▸ Provided information:
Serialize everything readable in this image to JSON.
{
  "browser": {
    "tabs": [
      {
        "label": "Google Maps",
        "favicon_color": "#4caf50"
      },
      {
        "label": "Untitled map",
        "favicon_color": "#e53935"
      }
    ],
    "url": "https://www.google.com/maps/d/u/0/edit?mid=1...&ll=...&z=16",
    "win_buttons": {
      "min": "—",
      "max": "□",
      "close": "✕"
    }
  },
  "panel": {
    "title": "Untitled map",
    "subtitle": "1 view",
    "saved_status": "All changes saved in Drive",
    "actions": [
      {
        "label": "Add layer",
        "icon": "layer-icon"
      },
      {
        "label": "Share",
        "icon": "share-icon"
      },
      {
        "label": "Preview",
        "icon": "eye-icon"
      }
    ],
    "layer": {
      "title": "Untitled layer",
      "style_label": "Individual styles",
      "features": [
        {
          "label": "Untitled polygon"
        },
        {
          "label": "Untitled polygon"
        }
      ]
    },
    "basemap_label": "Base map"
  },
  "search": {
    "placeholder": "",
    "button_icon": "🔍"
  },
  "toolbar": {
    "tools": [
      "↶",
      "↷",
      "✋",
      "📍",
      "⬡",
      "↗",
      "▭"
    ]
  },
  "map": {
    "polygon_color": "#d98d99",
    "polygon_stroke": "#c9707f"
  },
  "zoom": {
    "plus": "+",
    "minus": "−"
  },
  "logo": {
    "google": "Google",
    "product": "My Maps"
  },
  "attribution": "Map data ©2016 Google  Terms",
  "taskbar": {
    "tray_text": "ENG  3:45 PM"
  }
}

▸ Requirement:
Output the listing above exactly as it appears.

▸ The answer:
Serialize everything readable in this image to JSON.
{
  "browser": {
    "tabs": [
      {
        "label": "Google Maps",
        "favicon_color": "#4caf50"
      },
      {
        "label": "Untitled map",
        "favicon_color": "#e53935"
      }
    ],
    "url": "https://www.google.com/maps/d/u/0/edit?mid=1...&ll=...&z=16",
    "win_buttons": {
      "min": "—",
      "max": "□",
      "close": "✕"
    }
  },
  "panel": {
    "title": "Untitled map",
    "subtitle": "1 view",
    "saved_status": "All changes saved in Drive",
    "actions": [
      {
        "label": "Add layer",
        "icon": "layer-icon"
      },
      {
        "label": "Share",
        "icon": "share-icon"
      },
      {
        "label": "Preview",
        "icon": "eye-icon"
      }
    ],
    "layer": {
      "title": "Untitled layer",
      "style_label": "Individual styles",
      "features": [
        {
          "label": "Untitled polygon"
        },
        {
          "label": "Untitled polygon"
        }
      ]
    },
    "basemap_label": "Base map"
  },
  "search": {
    "placeholder": "",
    "button_icon": "🔍"
  },
  "toolbar": {
    "tools": [
      "↶",
      "↷",
      "✋",
      "📍",
      "⬡",
      "↗",
      "▭"
    ]
  },
  "map": {
    "polygon_color": "#d98d99",
    "polygon_stroke": "#c9707f"
  },
  "zoom": {
    "plus": "+",
    "minus": "−"
  },
  "logo": {
    "google": "Google",
    "product": "My Maps"
  },
  "attribution": "Map data ©2016 Google  Terms",
  "taskbar": {
    "tray_text": "ENG  3:45 PM"
  }
}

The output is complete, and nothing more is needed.